Your objective: Find every line below that contains the word "risk" and copy it out.

::: Records supplied :::

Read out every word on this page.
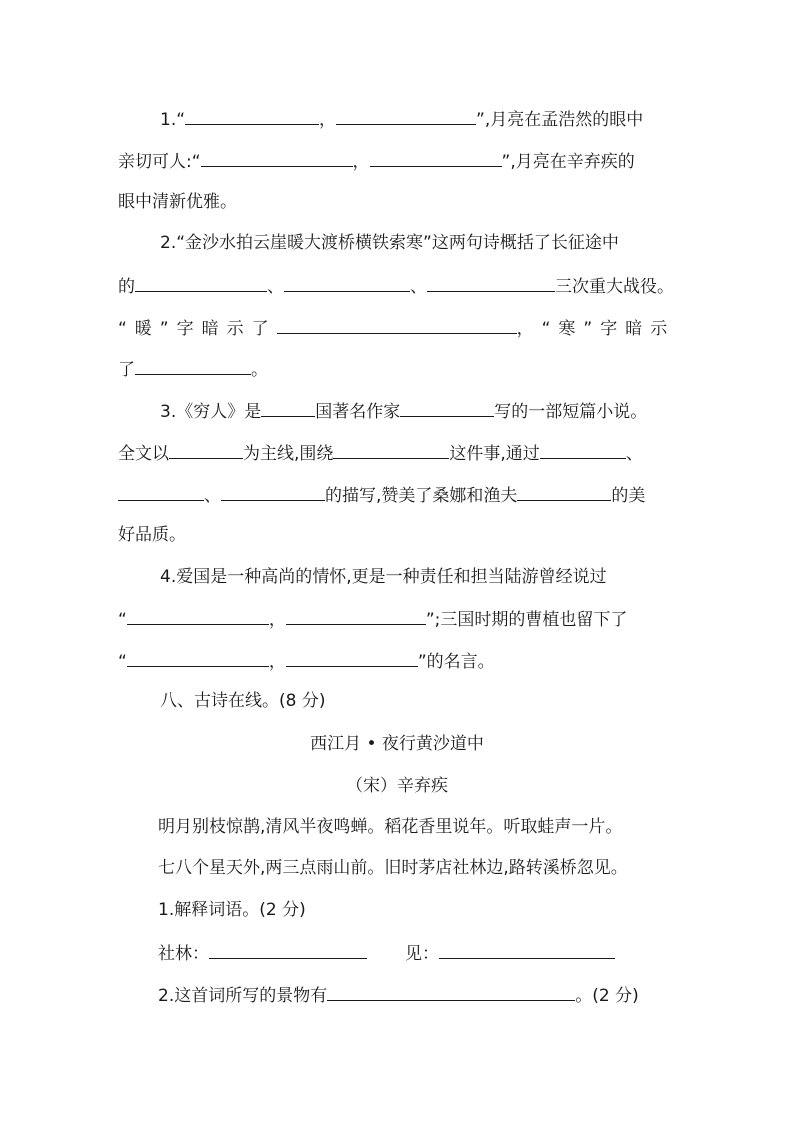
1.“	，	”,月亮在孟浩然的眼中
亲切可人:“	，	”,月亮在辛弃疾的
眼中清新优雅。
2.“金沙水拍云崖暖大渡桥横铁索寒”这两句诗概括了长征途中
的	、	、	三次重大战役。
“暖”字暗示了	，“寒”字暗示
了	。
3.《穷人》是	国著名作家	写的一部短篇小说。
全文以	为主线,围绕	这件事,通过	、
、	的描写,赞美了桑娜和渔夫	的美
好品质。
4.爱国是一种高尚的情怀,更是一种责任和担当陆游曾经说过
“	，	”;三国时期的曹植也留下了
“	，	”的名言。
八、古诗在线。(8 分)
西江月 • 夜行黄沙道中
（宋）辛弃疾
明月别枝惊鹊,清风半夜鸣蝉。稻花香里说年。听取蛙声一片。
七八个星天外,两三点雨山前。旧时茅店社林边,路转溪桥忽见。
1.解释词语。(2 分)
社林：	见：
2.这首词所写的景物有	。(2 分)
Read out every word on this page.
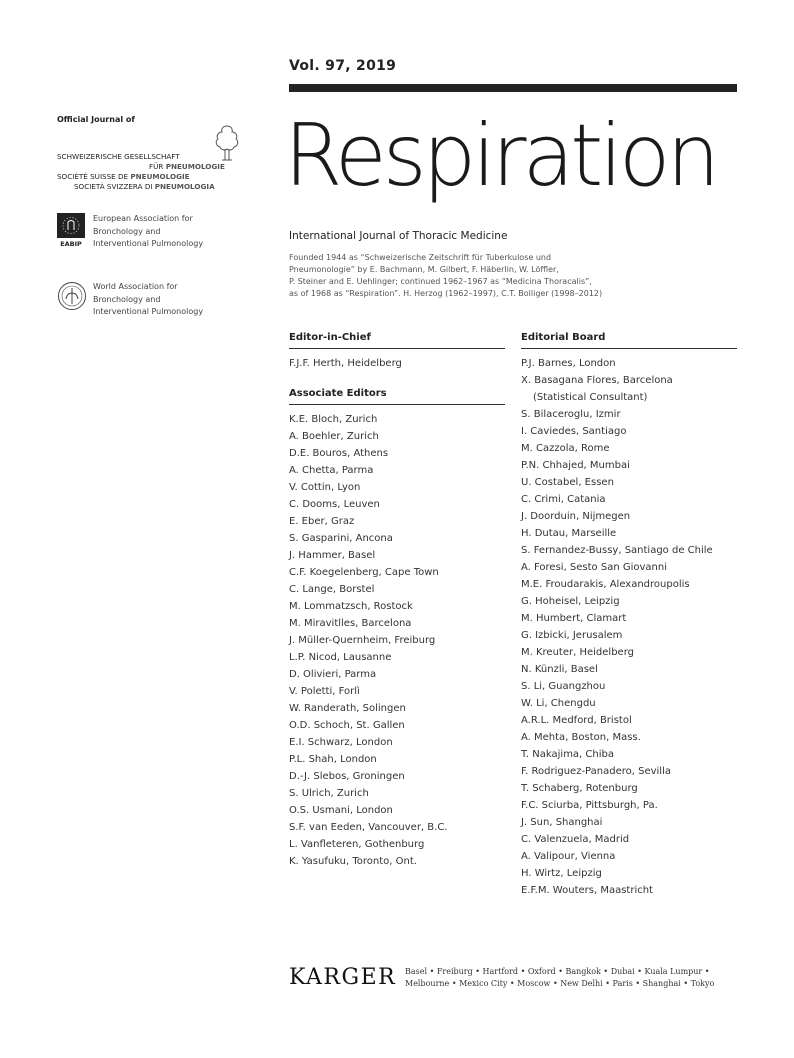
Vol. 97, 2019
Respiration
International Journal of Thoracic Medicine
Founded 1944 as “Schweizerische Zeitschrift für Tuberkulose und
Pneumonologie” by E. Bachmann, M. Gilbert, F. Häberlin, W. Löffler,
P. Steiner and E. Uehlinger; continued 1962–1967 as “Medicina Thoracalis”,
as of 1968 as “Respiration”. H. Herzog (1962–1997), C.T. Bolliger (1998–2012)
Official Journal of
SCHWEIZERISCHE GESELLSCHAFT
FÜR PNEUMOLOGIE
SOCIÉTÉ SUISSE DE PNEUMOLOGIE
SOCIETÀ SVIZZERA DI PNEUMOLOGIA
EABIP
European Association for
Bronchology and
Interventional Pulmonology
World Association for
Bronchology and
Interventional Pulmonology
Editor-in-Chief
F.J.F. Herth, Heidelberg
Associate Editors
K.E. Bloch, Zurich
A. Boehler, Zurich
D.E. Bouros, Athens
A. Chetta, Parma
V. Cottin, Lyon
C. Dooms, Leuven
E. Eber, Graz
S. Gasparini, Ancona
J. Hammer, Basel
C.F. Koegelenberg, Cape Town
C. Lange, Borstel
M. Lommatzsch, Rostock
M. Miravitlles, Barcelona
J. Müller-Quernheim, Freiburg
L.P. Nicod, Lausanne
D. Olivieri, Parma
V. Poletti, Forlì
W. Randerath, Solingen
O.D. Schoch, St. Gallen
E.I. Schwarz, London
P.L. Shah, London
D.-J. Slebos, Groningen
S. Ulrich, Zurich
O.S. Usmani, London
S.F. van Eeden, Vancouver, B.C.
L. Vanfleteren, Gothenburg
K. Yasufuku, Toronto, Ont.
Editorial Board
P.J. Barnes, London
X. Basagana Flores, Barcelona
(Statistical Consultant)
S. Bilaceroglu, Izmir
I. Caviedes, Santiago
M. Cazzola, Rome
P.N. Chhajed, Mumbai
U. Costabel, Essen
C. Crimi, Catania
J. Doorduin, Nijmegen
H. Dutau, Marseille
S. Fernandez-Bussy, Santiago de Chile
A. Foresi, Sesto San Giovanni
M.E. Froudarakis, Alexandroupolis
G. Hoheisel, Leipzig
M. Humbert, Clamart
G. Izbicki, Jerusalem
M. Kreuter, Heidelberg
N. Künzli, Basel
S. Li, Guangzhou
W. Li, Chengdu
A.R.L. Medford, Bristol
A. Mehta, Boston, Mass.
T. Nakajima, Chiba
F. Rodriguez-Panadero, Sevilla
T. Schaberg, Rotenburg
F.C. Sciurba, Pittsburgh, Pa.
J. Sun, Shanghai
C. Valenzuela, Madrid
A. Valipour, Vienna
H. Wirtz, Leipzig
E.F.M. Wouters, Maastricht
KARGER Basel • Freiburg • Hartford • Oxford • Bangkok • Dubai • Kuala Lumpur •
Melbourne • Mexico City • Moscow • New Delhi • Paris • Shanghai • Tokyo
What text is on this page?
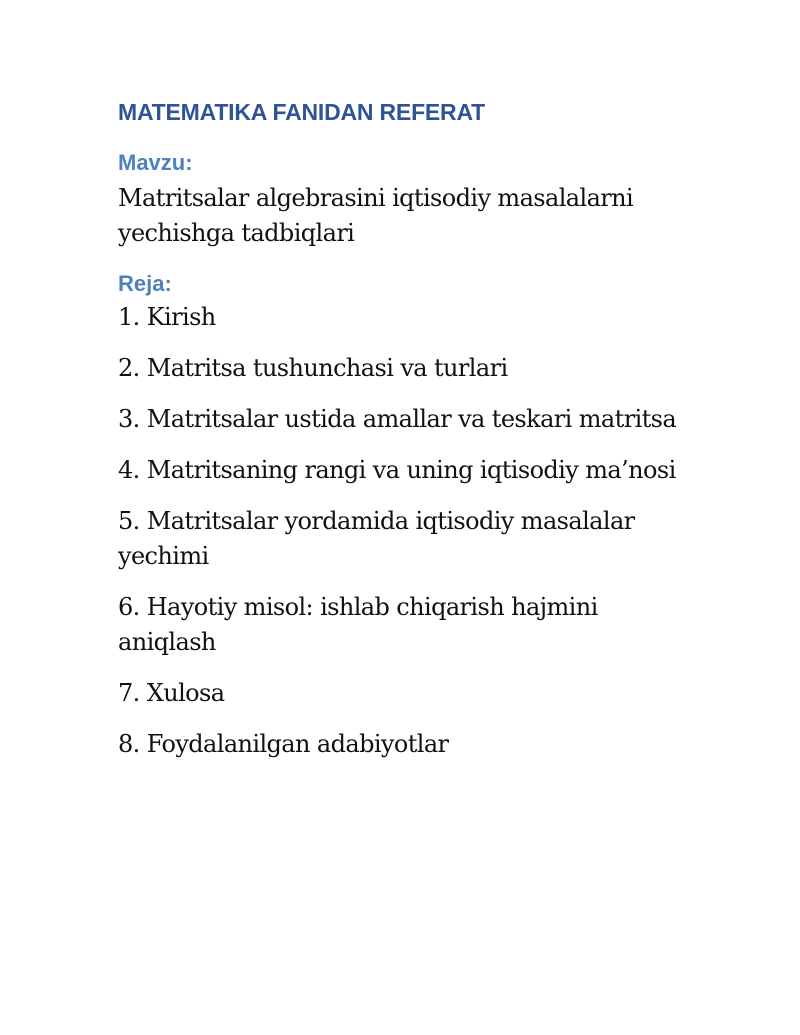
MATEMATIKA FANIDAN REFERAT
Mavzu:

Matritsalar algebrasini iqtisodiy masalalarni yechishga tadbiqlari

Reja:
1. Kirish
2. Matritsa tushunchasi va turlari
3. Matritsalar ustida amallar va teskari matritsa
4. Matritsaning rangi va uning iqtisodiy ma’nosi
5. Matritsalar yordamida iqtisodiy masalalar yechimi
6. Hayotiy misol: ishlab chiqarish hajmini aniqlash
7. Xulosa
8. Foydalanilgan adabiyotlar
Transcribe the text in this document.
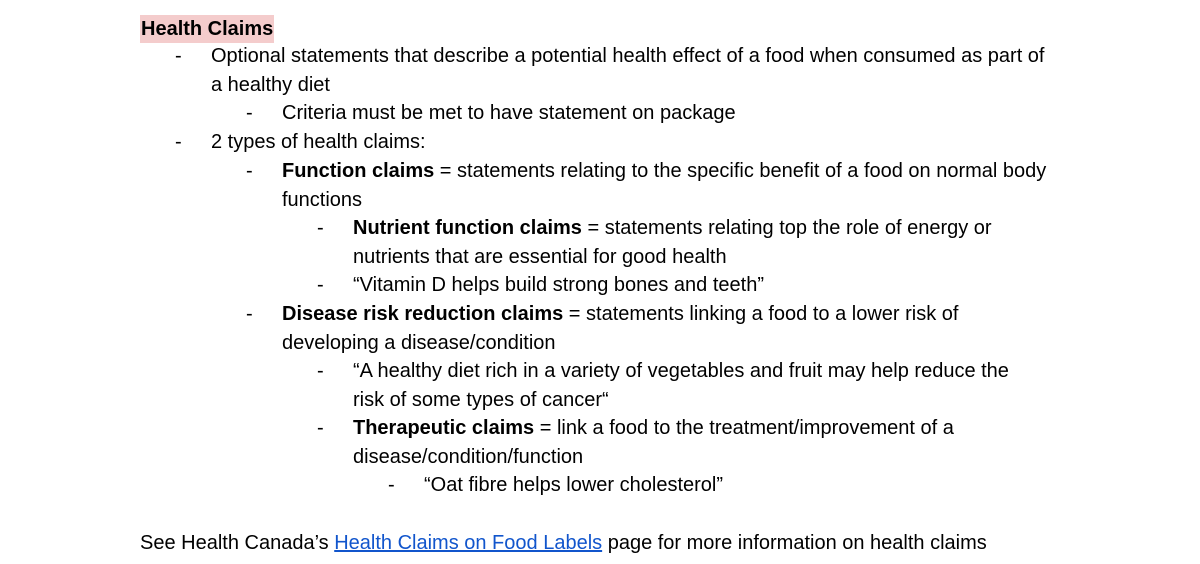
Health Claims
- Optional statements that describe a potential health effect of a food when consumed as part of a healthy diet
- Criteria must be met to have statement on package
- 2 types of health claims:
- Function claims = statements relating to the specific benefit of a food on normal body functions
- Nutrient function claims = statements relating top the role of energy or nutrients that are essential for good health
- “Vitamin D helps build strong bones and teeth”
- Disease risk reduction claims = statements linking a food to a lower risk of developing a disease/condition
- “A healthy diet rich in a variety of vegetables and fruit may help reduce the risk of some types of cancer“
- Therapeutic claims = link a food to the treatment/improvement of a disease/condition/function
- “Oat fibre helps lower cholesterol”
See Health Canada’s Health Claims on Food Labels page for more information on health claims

:::

Worked solution:
- Disease risk reduction claims = statements linking a food to a lower risk of developing a disease/condition
- “A healthy diet rich in a variety of vegetables and fruit may help reduce the risk of some types of cancer“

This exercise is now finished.